PAGE EXTRACT.
^^^^^^^^^^^^^^^^
2 cities get count in census increased

5 others in state wait for error fix

— More than a year after the release of the 2010 Census, the U.S. Census Bureau has already revised the populations of two Arkansas cities as it corrects errors made in counting the nation’s residents.

As of Friday, Chidester in Ouachita County and Dermott in Chicot County had gained residents through successful challenges of their counts, census records show. The two cities are among 33 other jurisdictions in 17 states nationwide that have already had their populations adjusted through the challenge process.

The revised counts have added to Arkansas’ population - now 2,915,919 - but that may change as the bureau reviews other cities’ pending challenges as well as those yet to be filed.

Charleston, Gilmore, Harrisburg, Reed and Trumann were waiting to hear if discrepancies they’ve found will be corrected through the bureau’s Count Question Resolution Program.And, Pine Bluff officials said they may still file a formal challenge over the city’s 2010 population, which fell below 50,000 for the first time since the 1960s.

Counting as many residents as possible matters to cities because much of the money municipalities receive from the government is based on their official populations.

The Census Bureau will allow governments to contest the calculations of their 2010 populations through June 2013, but only on grounds that the bureau used the wrong boundaries or coded residents incorrectly. The bureau also will look for any specific types of housing such as prisons or dormitories that might have been erroneously included, duplicated or excluded.

Dermott Mayor Floyd Gray said uncounted inmates immediately caught his attention when he saw his city’s census results last year. It was the same mistake made in 2000 when the city also successfully challenged its population, he said.

“They didn’t say specifically, but I’m almost certain they missed the prison,” he said, referring to the Arkansas Department of Correction’s Delta Regional Unit.

The city’s original count listed only 54 people living in a “group quarters” population such as a prison. The Delta Regional Unit alone can house more than 500 inmates, according to the Correction Department.

“The prison is down from us, and it looks to people who are not familiar with our boundaries that it might be in the county. ... It was very easy to peruse over the results and catch it again,” he said.

Gray said he also suspects that the Census Bureau missed the Arkansas Department of Human Services’ Southeast Arkansas Regional Juvenile Program, but the bureau wouldn’t specifically cite the nature of the error in revising the city’s population.
^^^^^^^^^^^^^^^^
LISTED ENTRIES.
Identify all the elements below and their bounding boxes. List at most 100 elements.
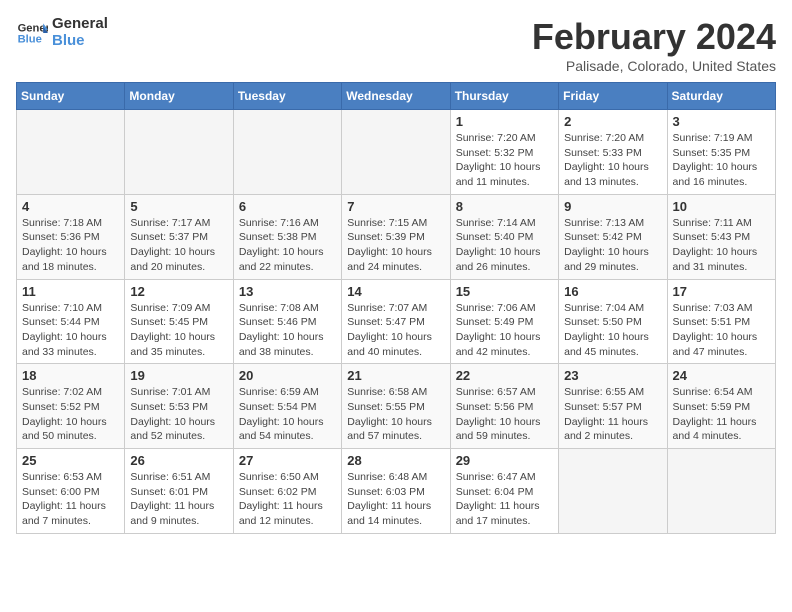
calendar-cell (667, 449, 775, 534)
day-info: Sunrise: 7:11 AM Sunset: 5:43 PM Dayligh… (673, 216, 770, 275)
calendar-cell: 28 Sunrise: 6:48 AM Sunset: 6:03 PM Dayli… (342, 449, 450, 534)
day-number: 23 (564, 368, 661, 383)
calendar-cell: 22 Sunrise: 6:57 AM Sunset: 5:56 PM Dayli… (450, 364, 558, 449)
calendar-cell: 27Sunrise: 6:50 AM Sunset: 6:02 PM Dayli… (233, 449, 341, 534)
calendar-cell: 11 Sunrise: 7:10 AM Sunset: 5:44 PM Dayli… (17, 279, 125, 364)
day-number: 14 (347, 284, 444, 299)
day-info: Sunrise: 6:55 AM Sunset: 5:57 PM Dayligh… (564, 385, 661, 444)
day-info: Sunrise: 6:47 AM Sunset: 6:04 PM Dayligh… (456, 470, 553, 529)
logo-blue: Blue (52, 33, 108, 50)
calendar-cell: 19Sunrise: 7:01 AM Sunset: 5:53 PM Dayli… (125, 364, 233, 449)
day-number: 10 (673, 199, 770, 214)
week-row-5: 25 Sunrise: 6:53 AM Sunset: 6:00 PM Dayli… (17, 449, 776, 534)
calendar-cell: 14 Sunrise: 7:07 AM Sunset: 5:47 PM Dayli… (342, 279, 450, 364)
day-info: Sunrise: 7:01 AM Sunset: 5:53 PM Dayligh… (130, 385, 227, 444)
weekday-header-wednesday: Wednesday (342, 83, 450, 110)
logo: General Blue General Blue (16, 16, 108, 49)
calendar-cell: 3 Sunrise: 7:19 AM Sunset: 5:35 PM Daylig… (667, 110, 775, 195)
day-number: 21 (347, 368, 444, 383)
calendar-cell: 2Sunrise: 7:20 AM Sunset: 5:33 PM Daylig… (559, 110, 667, 195)
day-info: Sunrise: 6:51 AM Sunset: 6:01 PM Dayligh… (130, 470, 227, 529)
calendar-cell: 12Sunrise: 7:09 AM Sunset: 5:45 PM Dayli… (125, 279, 233, 364)
calendar-cell: 4Sunrise: 7:18 AM Sunset: 5:36 PM Daylig… (17, 194, 125, 279)
weekday-header-sunday: Sunday (17, 83, 125, 110)
week-row-3: 11 Sunrise: 7:10 AM Sunset: 5:44 PM Dayli… (17, 279, 776, 364)
day-info: Sunrise: 7:13 AM Sunset: 5:42 PM Dayligh… (564, 216, 661, 275)
day-info: Sunrise: 7:15 AM Sunset: 5:39 PM Dayligh… (347, 216, 444, 275)
day-info: Sunrise: 6:48 AM Sunset: 6:03 PM Dayligh… (347, 470, 444, 529)
calendar-cell: 24 Sunrise: 6:54 AM Sunset: 5:59 PM Dayli… (667, 364, 775, 449)
day-info: Sunrise: 7:20 AM Sunset: 5:32 PM Dayligh… (456, 131, 553, 190)
title-area: February 2024 Palisade, Colorado, United… (532, 16, 776, 74)
day-number: 7 (347, 199, 444, 214)
calendar-cell: 10 Sunrise: 7:11 AM Sunset: 5:43 PM Dayli… (667, 194, 775, 279)
calendar-cell: 5 Sunrise: 7:17 AM Sunset: 5:37 PM Daylig… (125, 194, 233, 279)
day-number: 11 (22, 284, 119, 299)
day-number: 26 (130, 453, 227, 468)
day-info: Sunrise: 7:07 AM Sunset: 5:47 PM Dayligh… (347, 301, 444, 360)
day-info: Sunrise: 7:17 AM Sunset: 5:37 PM Dayligh… (130, 216, 227, 275)
day-info: Sunrise: 7:04 AM Sunset: 5:50 PM Dayligh… (564, 301, 661, 360)
day-number: 1 (456, 114, 553, 129)
day-number: 25 (22, 453, 119, 468)
day-number: 24 (673, 368, 770, 383)
day-number: 18 (22, 368, 119, 383)
day-number: 9 (564, 199, 661, 214)
calendar-cell: 8 Sunrise: 7:14 AM Sunset: 5:40 PM Daylig… (450, 194, 558, 279)
day-info: Sunrise: 6:53 AM Sunset: 6:00 PM Dayligh… (22, 470, 119, 529)
day-info: Sunrise: 7:20 AM Sunset: 5:33 PM Dayligh… (564, 131, 661, 190)
calendar-cell (342, 110, 450, 195)
day-number: 29 (456, 453, 553, 468)
calendar-cell: 25 Sunrise: 6:53 AM Sunset: 6:00 PM Dayli… (17, 449, 125, 534)
day-info: Sunrise: 6:54 AM Sunset: 5:59 PM Dayligh… (673, 385, 770, 444)
day-info: Sunrise: 7:03 AM Sunset: 5:51 PM Dayligh… (673, 301, 770, 360)
day-info: Sunrise: 6:57 AM Sunset: 5:56 PM Dayligh… (456, 385, 553, 444)
day-number: 13 (239, 284, 336, 299)
weekday-header-friday: Friday (559, 83, 667, 110)
calendar-table: SundayMondayTuesdayWednesdayThursdayFrid… (16, 82, 776, 534)
day-number: 15 (456, 284, 553, 299)
day-info: Sunrise: 7:10 AM Sunset: 5:44 PM Dayligh… (22, 301, 119, 360)
calendar-cell: 21 Sunrise: 6:58 AM Sunset: 5:55 PM Dayli… (342, 364, 450, 449)
day-number: 8 (456, 199, 553, 214)
calendar-cell: 13Sunrise: 7:08 AM Sunset: 5:46 PM Dayli… (233, 279, 341, 364)
calendar-cell: 9 Sunrise: 7:13 AM Sunset: 5:42 PM Daylig… (559, 194, 667, 279)
calendar-cell (17, 110, 125, 195)
weekday-header-thursday: Thursday (450, 83, 558, 110)
day-info: Sunrise: 7:02 AM Sunset: 5:52 PM Dayligh… (22, 385, 119, 444)
svg-text:Blue: Blue (18, 33, 42, 45)
day-number: 16 (564, 284, 661, 299)
calendar-cell: 7 Sunrise: 7:15 AM Sunset: 5:39 PM Daylig… (342, 194, 450, 279)
day-info: Sunrise: 6:58 AM Sunset: 5:55 PM Dayligh… (347, 385, 444, 444)
day-number: 17 (673, 284, 770, 299)
day-info: Sunrise: 7:09 AM Sunset: 5:45 PM Dayligh… (130, 301, 227, 360)
day-number: 20 (239, 368, 336, 383)
week-row-2: 4Sunrise: 7:18 AM Sunset: 5:36 PM Daylig… (17, 194, 776, 279)
calendar-cell: 23 Sunrise: 6:55 AM Sunset: 5:57 PM Dayli… (559, 364, 667, 449)
day-info: Sunrise: 7:19 AM Sunset: 5:35 PM Dayligh… (673, 131, 770, 190)
logo-icon: General Blue (16, 17, 48, 49)
day-number: 22 (456, 368, 553, 383)
calendar-cell: 17 Sunrise: 7:03 AM Sunset: 5:51 PM Dayli… (667, 279, 775, 364)
calendar-cell: 6Sunrise: 7:16 AM Sunset: 5:38 PM Daylig… (233, 194, 341, 279)
day-info: Sunrise: 7:16 AM Sunset: 5:38 PM Dayligh… (239, 216, 336, 275)
calendar-cell (233, 110, 341, 195)
day-number: 4 (22, 199, 119, 214)
page-title: February 2024 (532, 16, 776, 58)
calendar-cell: 18 Sunrise: 7:02 AM Sunset: 5:52 PM Dayli… (17, 364, 125, 449)
day-number: 3 (673, 114, 770, 129)
day-number: 27 (239, 453, 336, 468)
day-info: Sunrise: 7:06 AM Sunset: 5:49 PM Dayligh… (456, 301, 553, 360)
calendar-cell: 15 Sunrise: 7:06 AM Sunset: 5:49 PM Dayli… (450, 279, 558, 364)
page-subtitle: Palisade, Colorado, United States (532, 58, 776, 74)
weekday-header-tuesday: Tuesday (233, 83, 341, 110)
day-info: Sunrise: 7:14 AM Sunset: 5:40 PM Dayligh… (456, 216, 553, 275)
calendar-cell (125, 110, 233, 195)
header: General Blue General Blue February 2024 … (16, 16, 776, 74)
day-number: 28 (347, 453, 444, 468)
calendar-cell: 29 Sunrise: 6:47 AM Sunset: 6:04 PM Dayli… (450, 449, 558, 534)
week-row-4: 18 Sunrise: 7:02 AM Sunset: 5:52 PM Dayli… (17, 364, 776, 449)
day-info: Sunrise: 6:59 AM Sunset: 5:54 PM Dayligh… (239, 385, 336, 444)
day-number: 5 (130, 199, 227, 214)
calendar-cell (559, 449, 667, 534)
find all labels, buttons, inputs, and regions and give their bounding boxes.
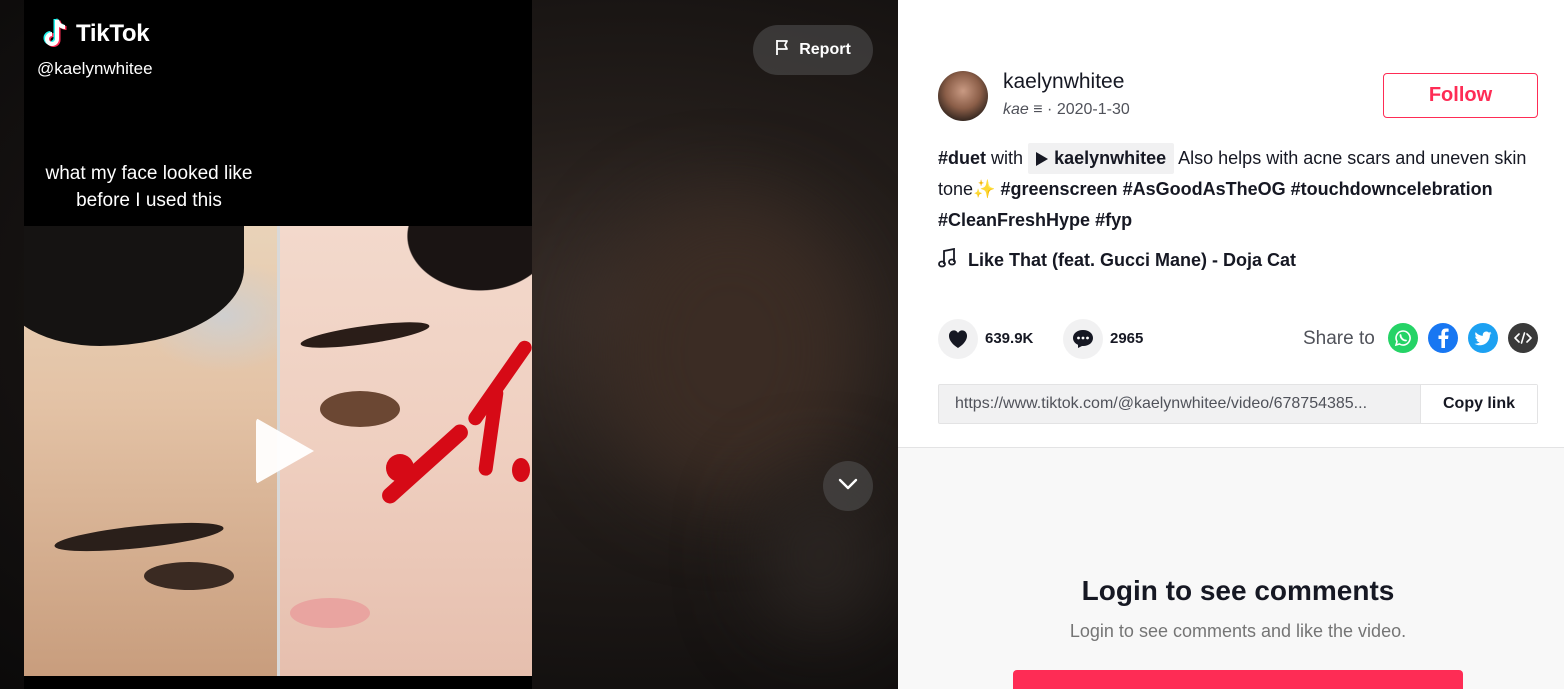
^^^^^^^^^^^^^^^^
OBJECTIVES.
a: According to the article on Arkansas census counts, until when will the Census Bureau let governments contest their 2010 populations?
b: Carry on the article on Arkansas census counts from the point where it stops.

RESPONSES TO THE EXERCISE.
a: Through June 2013.

b:
With the revision, Dermott added 573 residents - all in group quarters - bringing its official population to 2,889. The original count was 2,316.

Chidester gained two people that the revised census indicates stem from the addition of two dwellings in the city. The data don’t contain additional details, and phone messages left last week for Chidester Mayor Bobby Box Sr. weren’t returned by Friday. An e-mail from the city’s recorder/treasurer Jeanette Ponder said the mayor was out of town until this morning.

Most of the pending contested populations involve fewer than 100 people who were left out of the official count because of discrepancies between a city’s boundaries and those the bureau had on file in 2010.

Tommie Smith, mayor of the small Delta community of Reed, said that by his count 52 residents were missed in the Census Bureau’s report of 141 residents in 2010.

“When they sent the map out, I noticed that everything west of the railroad track was left out of it,” Smith said. That included his house, he said. “I was missed, too,” he said laughing.

Trumann Mayor Sheila Walters said her city was missing about 56 people who live on a street the Census Bureau mistakenly left out.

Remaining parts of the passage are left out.